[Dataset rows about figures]
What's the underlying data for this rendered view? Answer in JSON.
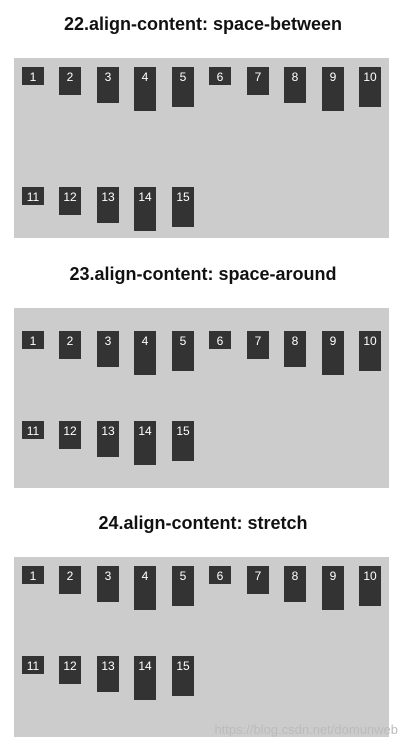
{
  "sections": [
    {
      "title": "22.align-content: space-between"
    },
    {
      "title": "23.align-content: space-around"
    },
    {
      "title": "24.align-content: stretch"
    }
  ],
  "items": [
    "1",
    "2",
    "3",
    "4",
    "5",
    "6",
    "7",
    "8",
    "9",
    "10",
    "11",
    "12",
    "13",
    "14",
    "15"
  ],
  "watermark": "https://blog.csdn.net/domunweb",
  "colors": {
    "panel": "#cccccc",
    "item": "#333333",
    "item_text": "#ffffff"
  }
}
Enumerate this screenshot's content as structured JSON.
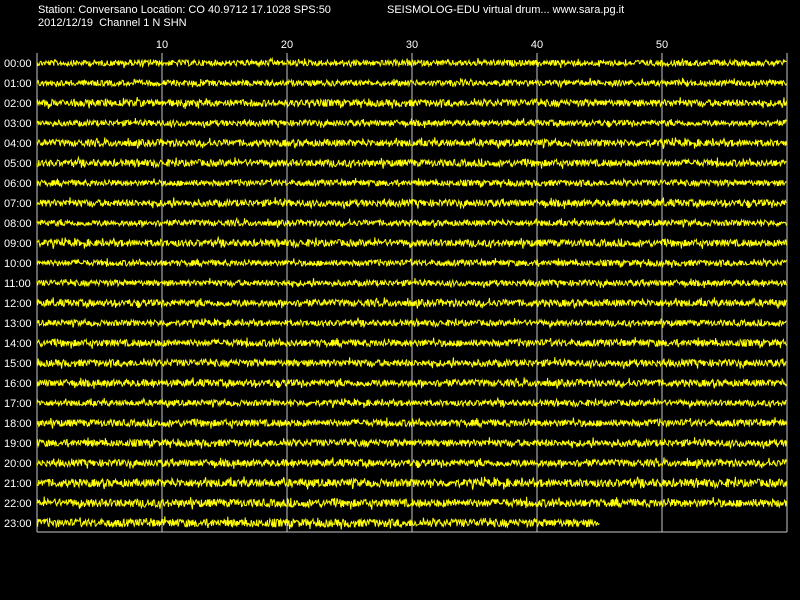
{
  "header": {
    "station_line": "Station: Conversano Location: CO 40.9712 17.1028 SPS:50",
    "app_line": "SEISMOLOG-EDU virtual drum... www.sara.pg.it",
    "date_line": "2012/12/19  Channel 1 N SHN"
  },
  "colors": {
    "background": "#000000",
    "trace": "#ffff00",
    "grid": "#c8c8c8",
    "text": "#ffffff"
  },
  "chart_data": {
    "type": "line",
    "title": "",
    "xlabel": "",
    "ylabel": "",
    "x_unit": "minutes",
    "xlim": [
      0,
      60
    ],
    "x_ticks": [
      10,
      20,
      30,
      40,
      50
    ],
    "x_tick_labels": [
      "10",
      "20",
      "30",
      "40",
      "50"
    ],
    "grid": true,
    "rows": [
      {
        "label": "00:00",
        "end_minute": 60,
        "amplitude": 3
      },
      {
        "label": "01:00",
        "end_minute": 60,
        "amplitude": 3
      },
      {
        "label": "02:00",
        "end_minute": 60,
        "amplitude": 3.5
      },
      {
        "label": "03:00",
        "end_minute": 60,
        "amplitude": 3
      },
      {
        "label": "04:00",
        "end_minute": 60,
        "amplitude": 3.5
      },
      {
        "label": "05:00",
        "end_minute": 60,
        "amplitude": 3.5
      },
      {
        "label": "06:00",
        "end_minute": 60,
        "amplitude": 3
      },
      {
        "label": "07:00",
        "end_minute": 60,
        "amplitude": 3.5
      },
      {
        "label": "08:00",
        "end_minute": 60,
        "amplitude": 3
      },
      {
        "label": "09:00",
        "end_minute": 60,
        "amplitude": 3.5
      },
      {
        "label": "10:00",
        "end_minute": 60,
        "amplitude": 3
      },
      {
        "label": "11:00",
        "end_minute": 60,
        "amplitude": 3
      },
      {
        "label": "12:00",
        "end_minute": 60,
        "amplitude": 3.5
      },
      {
        "label": "13:00",
        "end_minute": 60,
        "amplitude": 3
      },
      {
        "label": "14:00",
        "end_minute": 60,
        "amplitude": 3.5
      },
      {
        "label": "15:00",
        "end_minute": 60,
        "amplitude": 3.5
      },
      {
        "label": "16:00",
        "end_minute": 60,
        "amplitude": 3.5
      },
      {
        "label": "17:00",
        "end_minute": 60,
        "amplitude": 3
      },
      {
        "label": "18:00",
        "end_minute": 60,
        "amplitude": 3.5
      },
      {
        "label": "19:00",
        "end_minute": 60,
        "amplitude": 3.5
      },
      {
        "label": "20:00",
        "end_minute": 60,
        "amplitude": 3.5
      },
      {
        "label": "21:00",
        "end_minute": 60,
        "amplitude": 4
      },
      {
        "label": "22:00",
        "end_minute": 60,
        "amplitude": 4
      },
      {
        "label": "23:00",
        "end_minute": 45,
        "amplitude": 4
      }
    ]
  }
}
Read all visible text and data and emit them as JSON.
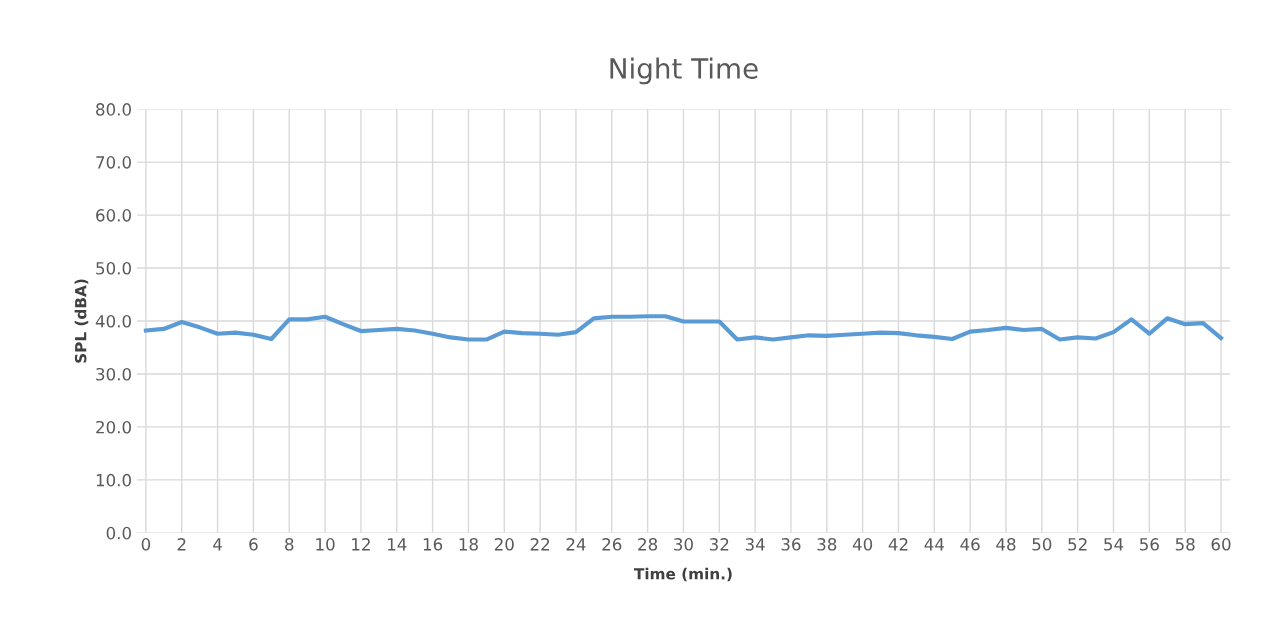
{
  "chart_data": {
    "type": "line",
    "title": "Night Time",
    "xlabel": "Time (min.)",
    "ylabel": "SPL (dBA)",
    "x": [
      0,
      1,
      2,
      3,
      4,
      5,
      6,
      7,
      8,
      9,
      10,
      11,
      12,
      13,
      14,
      15,
      16,
      17,
      18,
      19,
      20,
      21,
      22,
      23,
      24,
      25,
      26,
      27,
      28,
      29,
      30,
      31,
      32,
      33,
      34,
      35,
      36,
      37,
      38,
      39,
      40,
      41,
      42,
      43,
      44,
      45,
      46,
      47,
      48,
      49,
      50,
      51,
      52,
      53,
      54,
      55,
      56,
      57,
      58,
      59,
      60
    ],
    "series": [
      {
        "color": "#5b9bd5",
        "values": [
          38.2,
          38.5,
          39.8,
          38.8,
          37.6,
          37.8,
          37.4,
          36.6,
          40.3,
          40.3,
          40.8,
          39.4,
          38.1,
          38.3,
          38.5,
          38.2,
          37.6,
          36.9,
          36.5,
          36.5,
          38.0,
          37.7,
          37.6,
          37.4,
          37.9,
          40.5,
          40.8,
          40.8,
          40.9,
          40.9,
          39.9,
          39.9,
          39.9,
          36.5,
          36.9,
          36.5,
          36.9,
          37.3,
          37.2,
          37.4,
          37.6,
          37.8,
          37.7,
          37.3,
          37.0,
          36.6,
          38.0,
          38.3,
          38.7,
          38.3,
          38.5,
          36.5,
          36.9,
          36.7,
          37.9,
          40.3,
          37.6,
          40.5,
          39.4,
          39.6,
          36.8
        ]
      }
    ],
    "xlim": [
      -0.5,
      60.5
    ],
    "xticks": [
      0,
      2,
      4,
      6,
      8,
      10,
      12,
      14,
      16,
      18,
      20,
      22,
      24,
      26,
      28,
      30,
      32,
      34,
      36,
      38,
      40,
      42,
      44,
      46,
      48,
      50,
      52,
      54,
      56,
      58,
      60
    ],
    "ylim": [
      0,
      80
    ],
    "yticks": [
      {
        "value": 0,
        "label": "0.0"
      },
      {
        "value": 10,
        "label": "10.0"
      },
      {
        "value": 20,
        "label": "20.0"
      },
      {
        "value": 30,
        "label": "30.0"
      },
      {
        "value": 40,
        "label": "40.0"
      },
      {
        "value": 50,
        "label": "50.0"
      },
      {
        "value": 60,
        "label": "60.0"
      },
      {
        "value": 70,
        "label": "70.0"
      },
      {
        "value": 80,
        "label": "80.0"
      }
    ],
    "grid": true,
    "legend": false,
    "marker": "none",
    "line_style": "solid"
  }
}
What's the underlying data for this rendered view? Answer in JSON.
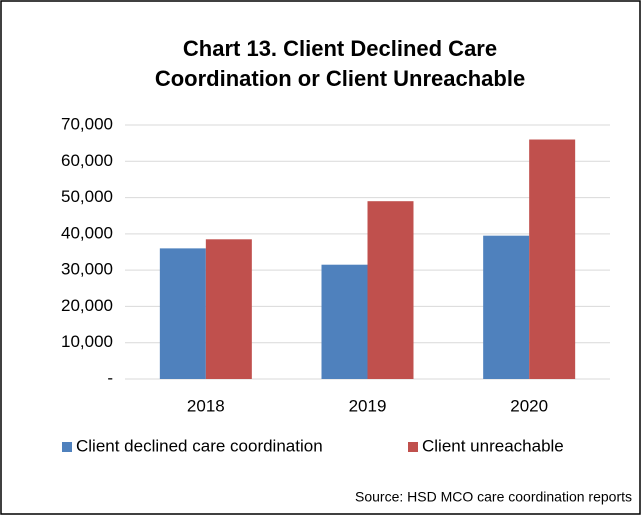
{
  "chart_data": {
    "type": "bar",
    "title": [
      "Chart 13. Client Declined Care",
      "Coordination or Client Unreachable"
    ],
    "categories": [
      "2018",
      "2019",
      "2020"
    ],
    "series": [
      {
        "name": "Client declined care coordination",
        "color": "#4f81bd",
        "values": [
          36000,
          31500,
          39500
        ]
      },
      {
        "name": "Client unreachable",
        "color": "#c0504d",
        "values": [
          38500,
          49000,
          66000
        ]
      }
    ],
    "ylim": [
      0,
      70000
    ],
    "yticks": [
      {
        "value": 0,
        "label": "-"
      },
      {
        "value": 10000,
        "label": "10,000"
      },
      {
        "value": 20000,
        "label": "20,000"
      },
      {
        "value": 30000,
        "label": "30,000"
      },
      {
        "value": 40000,
        "label": "40,000"
      },
      {
        "value": 50000,
        "label": "50,000"
      },
      {
        "value": 60000,
        "label": "60,000"
      },
      {
        "value": 70000,
        "label": "70,000"
      }
    ],
    "grid": true,
    "legend": "bottom",
    "source": "Source: HSD MCO care coordination reports"
  }
}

**TASK DESCRIPTION:** Reproduce all of the entries word for word, skipping any pictures they hold.

**REPLY TO THE TASK:**
What's the underlying data for this rendered view? Answer in JSON.
{
  "sections": [
    {
      "title": "22.align-content: space-between"
    },
    {
      "title": "23.align-content: space-around"
    },
    {
      "title": "24.align-content: stretch"
    }
  ],
  "items": [
    "1",
    "2",
    "3",
    "4",
    "5",
    "6",
    "7",
    "8",
    "9",
    "10",
    "11",
    "12",
    "13",
    "14",
    "15"
  ],
  "watermark": "https://blog.csdn.net/domunweb",
  "colors": {
    "panel": "#cccccc",
    "item": "#333333",
    "item_text": "#ffffff"
  }
}
Enumerate this screenshot's content as structured JSON.
{
  "header": {
    "station_line": "Station: Conversano Location: CO 40.9712 17.1028 SPS:50",
    "app_line": "SEISMOLOG-EDU virtual drum... www.sara.pg.it",
    "date_line": "2012/12/19  Channel 1 N SHN"
  },
  "colors": {
    "background": "#000000",
    "trace": "#ffff00",
    "grid": "#c8c8c8",
    "text": "#ffffff"
  },
  "chart_data": {
    "type": "line",
    "title": "",
    "xlabel": "",
    "ylabel": "",
    "x_unit": "minutes",
    "xlim": [
      0,
      60
    ],
    "x_ticks": [
      10,
      20,
      30,
      40,
      50
    ],
    "x_tick_labels": [
      "10",
      "20",
      "30",
      "40",
      "50"
    ],
    "grid": true,
    "rows": [
      {
        "label": "00:00",
        "end_minute": 60,
        "amplitude": 3
      },
      {
        "label": "01:00",
        "end_minute": 60,
        "amplitude": 3
      },
      {
        "label": "02:00",
        "end_minute": 60,
        "amplitude": 3.5
      },
      {
        "label": "03:00",
        "end_minute": 60,
        "amplitude": 3
      },
      {
        "label": "04:00",
        "end_minute": 60,
        "amplitude": 3.5
      },
      {
        "label": "05:00",
        "end_minute": 60,
        "amplitude": 3.5
      },
      {
        "label": "06:00",
        "end_minute": 60,
        "amplitude": 3
      },
      {
        "label": "07:00",
        "end_minute": 60,
        "amplitude": 3.5
      },
      {
        "label": "08:00",
        "end_minute": 60,
        "amplitude": 3
      },
      {
        "label": "09:00",
        "end_minute": 60,
        "amplitude": 3.5
      },
      {
        "label": "10:00",
        "end_minute": 60,
        "amplitude": 3
      },
      {
        "label": "11:00",
        "end_minute": 60,
        "amplitude": 3
      },
      {
        "label": "12:00",
        "end_minute": 60,
        "amplitude": 3.5
      },
      {
        "label": "13:00",
        "end_minute": 60,
        "amplitude": 3
      },
      {
        "label": "14:00",
        "end_minute": 60,
        "amplitude": 3.5
      },
      {
        "label": "15:00",
        "end_minute": 60,
        "amplitude": 3.5
      },
      {
        "label": "16:00",
        "end_minute": 60,
        "amplitude": 3.5
      },
      {
        "label": "17:00",
        "end_minute": 60,
        "amplitude": 3
      },
      {
        "label": "18:00",
        "end_minute": 60,
        "amplitude": 3.5
      },
      {
        "label": "19:00",
        "end_minute": 60,
        "amplitude": 3.5
      },
      {
        "label": "20:00",
        "end_minute": 60,
        "amplitude": 3.5
      },
      {
        "label": "21:00",
        "end_minute": 60,
        "amplitude": 4
      },
      {
        "label": "22:00",
        "end_minute": 60,
        "amplitude": 4
      },
      {
        "label": "23:00",
        "end_minute": 45,
        "amplitude": 4
      }
    ]
  }
}
Read all visible text and data and emit them as JSON.
{
  "chart_data": {
    "type": "line",
    "title": "Night Time",
    "xlabel": "Time (min.)",
    "ylabel": "SPL (dBA)",
    "x": [
      0,
      1,
      2,
      3,
      4,
      5,
      6,
      7,
      8,
      9,
      10,
      11,
      12,
      13,
      14,
      15,
      16,
      17,
      18,
      19,
      20,
      21,
      22,
      23,
      24,
      25,
      26,
      27,
      28,
      29,
      30,
      31,
      32,
      33,
      34,
      35,
      36,
      37,
      38,
      39,
      40,
      41,
      42,
      43,
      44,
      45,
      46,
      47,
      48,
      49,
      50,
      51,
      52,
      53,
      54,
      55,
      56,
      57,
      58,
      59,
      60
    ],
    "series": [
      {
        "color": "#5b9bd5",
        "values": [
          38.2,
          38.5,
          39.8,
          38.8,
          37.6,
          37.8,
          37.4,
          36.6,
          40.3,
          40.3,
          40.8,
          39.4,
          38.1,
          38.3,
          38.5,
          38.2,
          37.6,
          36.9,
          36.5,
          36.5,
          38.0,
          37.7,
          37.6,
          37.4,
          37.9,
          40.5,
          40.8,
          40.8,
          40.9,
          40.9,
          39.9,
          39.9,
          39.9,
          36.5,
          36.9,
          36.5,
          36.9,
          37.3,
          37.2,
          37.4,
          37.6,
          37.8,
          37.7,
          37.3,
          37.0,
          36.6,
          38.0,
          38.3,
          38.7,
          38.3,
          38.5,
          36.5,
          36.9,
          36.7,
          37.9,
          40.3,
          37.6,
          40.5,
          39.4,
          39.6,
          36.8
        ]
      }
    ],
    "xlim": [
      -0.5,
      60.5
    ],
    "xticks": [
      0,
      2,
      4,
      6,
      8,
      10,
      12,
      14,
      16,
      18,
      20,
      22,
      24,
      26,
      28,
      30,
      32,
      34,
      36,
      38,
      40,
      42,
      44,
      46,
      48,
      50,
      52,
      54,
      56,
      58,
      60
    ],
    "ylim": [
      0,
      80
    ],
    "yticks": [
      {
        "value": 0,
        "label": "0.0"
      },
      {
        "value": 10,
        "label": "10.0"
      },
      {
        "value": 20,
        "label": "20.0"
      },
      {
        "value": 30,
        "label": "30.0"
      },
      {
        "value": 40,
        "label": "40.0"
      },
      {
        "value": 50,
        "label": "50.0"
      },
      {
        "value": 60,
        "label": "60.0"
      },
      {
        "value": 70,
        "label": "70.0"
      },
      {
        "value": 80,
        "label": "80.0"
      }
    ],
    "grid": true,
    "legend": false,
    "marker": "none",
    "line_style": "solid"
  }
}
What's the underlying data for this rendered view? Answer in JSON.
{
  "chart_data": {
    "type": "bar",
    "title": [
      "Chart 13. Client Declined Care",
      "Coordination or Client Unreachable"
    ],
    "categories": [
      "2018",
      "2019",
      "2020"
    ],
    "series": [
      {
        "name": "Client declined care coordination",
        "color": "#4f81bd",
        "values": [
          36000,
          31500,
          39500
        ]
      },
      {
        "name": "Client unreachable",
        "color": "#c0504d",
        "values": [
          38500,
          49000,
          66000
        ]
      }
    ],
    "ylim": [
      0,
      70000
    ],
    "yticks": [
      {
        "value": 0,
        "label": "-"
      },
      {
        "value": 10000,
        "label": "10,000"
      },
      {
        "value": 20000,
        "label": "20,000"
      },
      {
        "value": 30000,
        "label": "30,000"
      },
      {
        "value": 40000,
        "label": "40,000"
      },
      {
        "value": 50000,
        "label": "50,000"
      },
      {
        "value": 60000,
        "label": "60,000"
      },
      {
        "value": 70000,
        "label": "70,000"
      }
    ],
    "grid": true,
    "legend": "bottom",
    "source": "Source: HSD MCO care coordination reports"
  }
}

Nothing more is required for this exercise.